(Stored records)
- - - - - - -

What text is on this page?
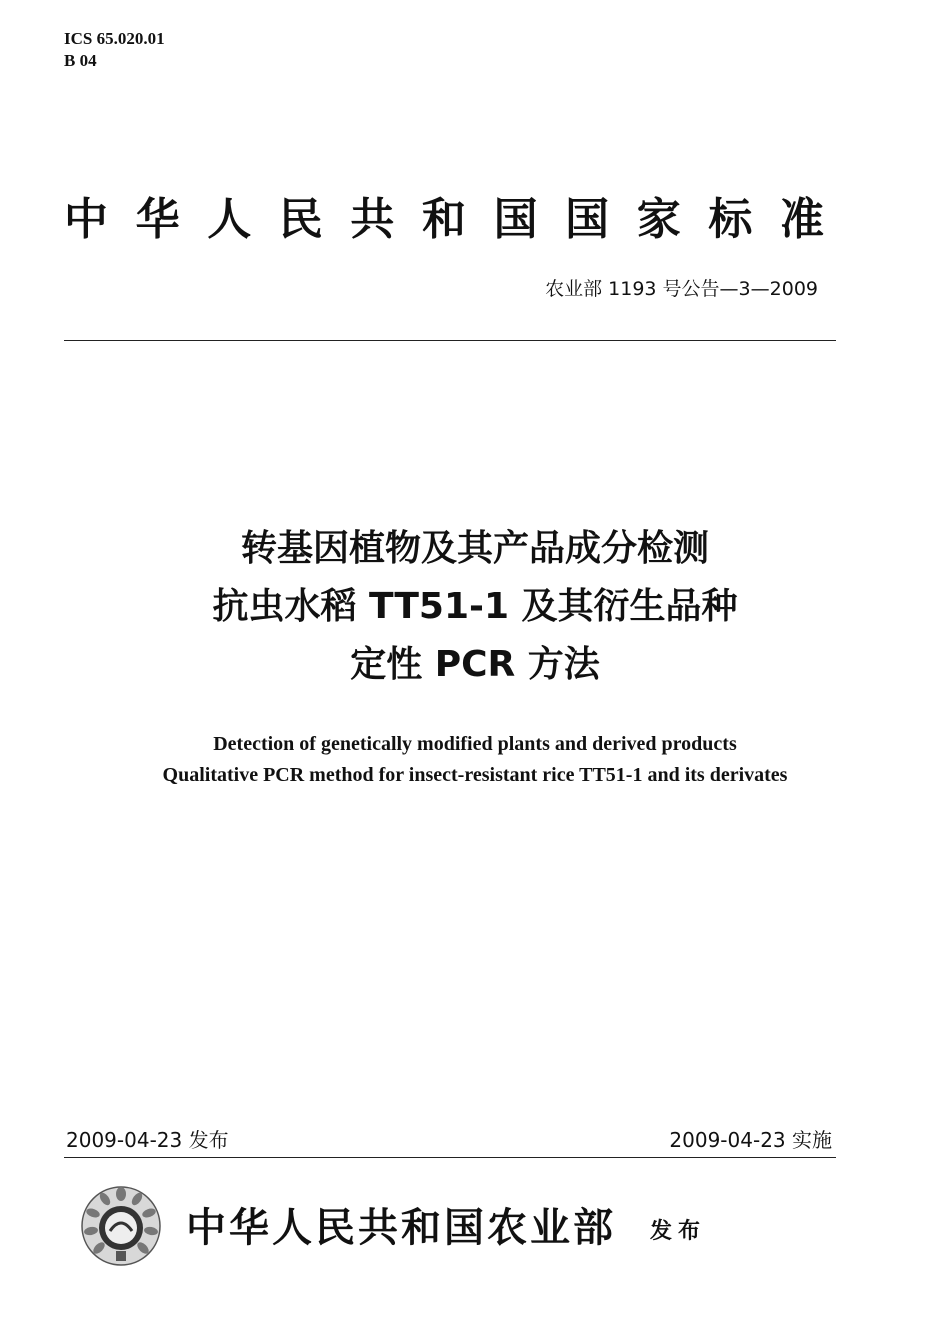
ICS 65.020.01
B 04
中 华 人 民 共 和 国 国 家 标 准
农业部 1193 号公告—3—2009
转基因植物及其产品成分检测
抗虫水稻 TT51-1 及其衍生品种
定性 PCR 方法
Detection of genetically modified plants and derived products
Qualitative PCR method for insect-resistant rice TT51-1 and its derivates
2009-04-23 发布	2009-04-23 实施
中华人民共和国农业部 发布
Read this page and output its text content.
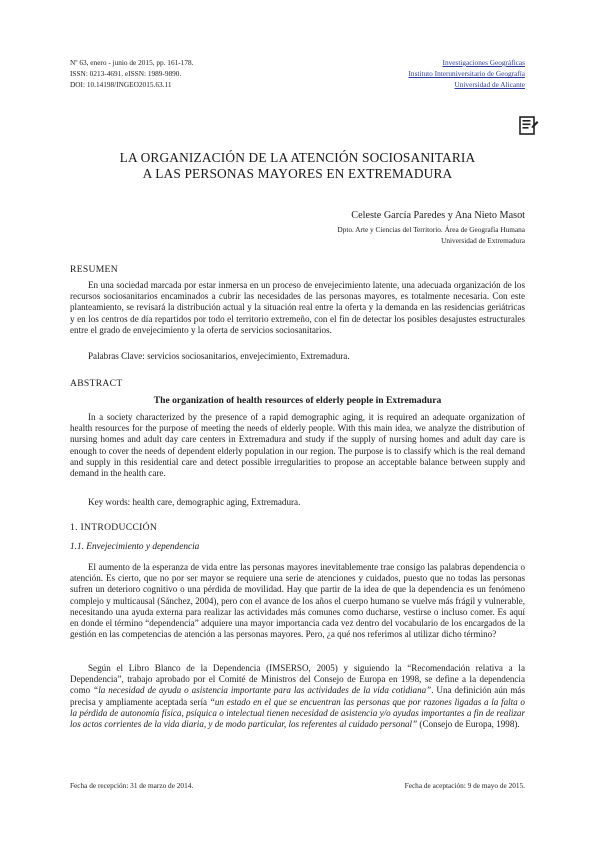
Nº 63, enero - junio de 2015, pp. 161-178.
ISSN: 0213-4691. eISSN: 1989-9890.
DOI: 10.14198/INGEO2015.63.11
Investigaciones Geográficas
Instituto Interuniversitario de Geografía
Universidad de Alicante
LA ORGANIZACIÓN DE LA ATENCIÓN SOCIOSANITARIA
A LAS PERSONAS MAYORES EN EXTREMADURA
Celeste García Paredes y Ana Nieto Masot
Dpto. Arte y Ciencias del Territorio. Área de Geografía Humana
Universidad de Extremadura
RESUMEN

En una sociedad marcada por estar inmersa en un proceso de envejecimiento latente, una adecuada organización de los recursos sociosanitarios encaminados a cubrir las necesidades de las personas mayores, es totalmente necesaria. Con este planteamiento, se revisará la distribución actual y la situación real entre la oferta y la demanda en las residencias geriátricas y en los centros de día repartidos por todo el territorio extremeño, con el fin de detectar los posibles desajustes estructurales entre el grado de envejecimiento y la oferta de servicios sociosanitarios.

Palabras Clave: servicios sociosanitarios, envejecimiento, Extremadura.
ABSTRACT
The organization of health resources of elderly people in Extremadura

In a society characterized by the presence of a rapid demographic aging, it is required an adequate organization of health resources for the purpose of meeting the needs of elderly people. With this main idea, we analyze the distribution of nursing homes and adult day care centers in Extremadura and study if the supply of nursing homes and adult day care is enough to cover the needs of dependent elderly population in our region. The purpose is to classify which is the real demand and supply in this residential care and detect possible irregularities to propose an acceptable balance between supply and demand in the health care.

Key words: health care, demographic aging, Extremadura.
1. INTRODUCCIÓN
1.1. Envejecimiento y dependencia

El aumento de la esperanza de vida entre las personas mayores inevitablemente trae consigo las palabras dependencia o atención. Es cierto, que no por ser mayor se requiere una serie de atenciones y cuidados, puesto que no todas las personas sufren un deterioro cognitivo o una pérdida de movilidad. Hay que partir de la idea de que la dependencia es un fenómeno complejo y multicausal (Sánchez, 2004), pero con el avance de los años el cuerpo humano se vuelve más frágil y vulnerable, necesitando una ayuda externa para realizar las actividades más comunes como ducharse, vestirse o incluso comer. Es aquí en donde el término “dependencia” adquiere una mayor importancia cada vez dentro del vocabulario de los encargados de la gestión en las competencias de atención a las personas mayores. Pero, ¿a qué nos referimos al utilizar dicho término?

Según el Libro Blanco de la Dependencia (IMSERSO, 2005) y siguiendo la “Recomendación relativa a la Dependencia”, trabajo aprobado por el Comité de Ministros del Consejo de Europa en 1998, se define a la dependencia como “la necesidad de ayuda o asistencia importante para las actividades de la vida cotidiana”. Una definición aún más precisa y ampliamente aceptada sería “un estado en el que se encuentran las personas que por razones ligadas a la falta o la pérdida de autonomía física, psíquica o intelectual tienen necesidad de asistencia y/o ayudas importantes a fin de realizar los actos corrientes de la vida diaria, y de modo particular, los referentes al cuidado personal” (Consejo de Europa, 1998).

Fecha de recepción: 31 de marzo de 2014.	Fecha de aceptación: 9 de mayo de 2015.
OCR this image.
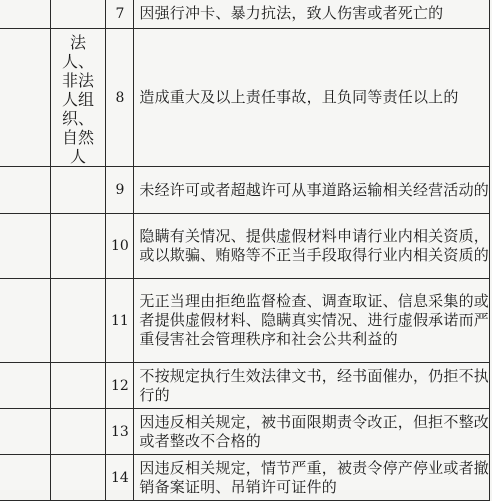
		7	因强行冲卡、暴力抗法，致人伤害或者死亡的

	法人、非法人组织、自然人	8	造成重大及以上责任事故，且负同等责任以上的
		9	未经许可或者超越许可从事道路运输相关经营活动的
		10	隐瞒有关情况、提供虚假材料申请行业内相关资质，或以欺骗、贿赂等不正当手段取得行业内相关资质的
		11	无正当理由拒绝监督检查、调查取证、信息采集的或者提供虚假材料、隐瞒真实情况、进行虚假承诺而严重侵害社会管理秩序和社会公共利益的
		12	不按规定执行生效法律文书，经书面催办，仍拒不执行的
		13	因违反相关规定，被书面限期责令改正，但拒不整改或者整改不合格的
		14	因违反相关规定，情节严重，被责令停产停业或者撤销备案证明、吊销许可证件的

- - - - - - -

> _INSTRUCTION_: In the copy, include no pictures; restate the listing above exactly.

> _THE RESPONSE_:
What text is on this page?
ICS 65.020.01
B 04
中 华 人 民 共 和 国 国 家 标 准
农业部 1193 号公告—3—2009
转基因植物及其产品成分检测
抗虫水稻 TT51-1 及其衍生品种
定性 PCR 方法
Detection of genetically modified plants and derived products
Qualitative PCR method for insect-resistant rice TT51-1 and its derivates
2009-04-23 发布	2009-04-23 实施
中华人民共和国农业部 发布
Read this page and output its text content.
Nº 63, enero - junio de 2015, pp. 161-178.
ISSN: 0213-4691. eISSN: 1989-9890.
DOI: 10.14198/INGEO2015.63.11
Investigaciones Geográficas
Instituto Interuniversitario de Geografía
Universidad de Alicante
LA ORGANIZACIÓN DE LA ATENCIÓN SOCIOSANITARIA
A LAS PERSONAS MAYORES EN EXTREMADURA
Celeste García Paredes y Ana Nieto Masot
Dpto. Arte y Ciencias del Territorio. Área de Geografía Humana
Universidad de Extremadura
RESUMEN

En una sociedad marcada por estar inmersa en un proceso de envejecimiento latente, una adecuada organización de los recursos sociosanitarios encaminados a cubrir las necesidades de las personas mayores, es totalmente necesaria. Con este planteamiento, se revisará la distribución actual y la situación real entre la oferta y la demanda en las residencias geriátricas y en los centros de día repartidos por todo el territorio extremeño, con el fin de detectar los posibles desajustes estructurales entre el grado de envejecimiento y la oferta de servicios sociosanitarios.

Palabras Clave: servicios sociosanitarios, envejecimiento, Extremadura.
ABSTRACT
The organization of health resources of elderly people in Extremadura

In a society characterized by the presence of a rapid demographic aging, it is required an adequate organization of health resources for the purpose of meeting the needs of elderly people. With this main idea, we analyze the distribution of nursing homes and adult day care centers in Extremadura and study if the supply of nursing homes and adult day care is enough to cover the needs of dependent elderly population in our region. The purpose is to classify which is the real demand and supply in this residential care and detect possible irregularities to propose an acceptable balance between supply and demand in the health care.

Key words: health care, demographic aging, Extremadura.
1. INTRODUCCIÓN
1.1. Envejecimiento y dependencia

El aumento de la esperanza de vida entre las personas mayores inevitablemente trae consigo las palabras dependencia o atención. Es cierto, que no por ser mayor se requiere una serie de atenciones y cuidados, puesto que no todas las personas sufren un deterioro cognitivo o una pérdida de movilidad. Hay que partir de la idea de que la dependencia es un fenómeno complejo y multicausal (Sánchez, 2004), pero con el avance de los años el cuerpo humano se vuelve más frágil y vulnerable, necesitando una ayuda externa para realizar las actividades más comunes como ducharse, vestirse o incluso comer. Es aquí en donde el término “dependencia” adquiere una mayor importancia cada vez dentro del vocabulario de los encargados de la gestión en las competencias de atención a las personas mayores. Pero, ¿a qué nos referimos al utilizar dicho término?

Según el Libro Blanco de la Dependencia (IMSERSO, 2005) y siguiendo la “Recomendación relativa a la Dependencia”, trabajo aprobado por el Comité de Ministros del Consejo de Europa en 1998, se define a la dependencia como “la necesidad de ayuda o asistencia importante para las actividades de la vida cotidiana”. Una definición aún más precisa y ampliamente aceptada sería “un estado en el que se encuentran las personas que por razones ligadas a la falta o la pérdida de autonomía física, psíquica o intelectual tienen necesidad de asistencia y/o ayudas importantes a fin de realizar los actos corrientes de la vida diaria, y de modo particular, los referentes al cuidado personal” (Consejo de Europa, 1998).

Fecha de recepción: 31 de marzo de 2014.	Fecha de aceptación: 9 de mayo de 2015.
OCR this image.
		7	因强行冲卡、暴力抗法，致人伤害或者死亡的

	法人、非法人组织、自然人	8	造成重大及以上责任事故，且负同等责任以上的
		9	未经许可或者超越许可从事道路运输相关经营活动的
		10	隐瞒有关情况、提供虚假材料申请行业内相关资质，或以欺骗、贿赂等不正当手段取得行业内相关资质的
		11	无正当理由拒绝监督检查、调查取证、信息采集的或者提供虚假材料、隐瞒真实情况、进行虚假承诺而严重侵害社会管理秩序和社会公共利益的
		12	不按规定执行生效法律文书，经书面催办，仍拒不执行的
		13	因违反相关规定，被书面限期责令改正，但拒不整改或者整改不合格的
		14	因违反相关规定，情节严重，被责令停产停业或者撤销备案证明、吊销许可证件的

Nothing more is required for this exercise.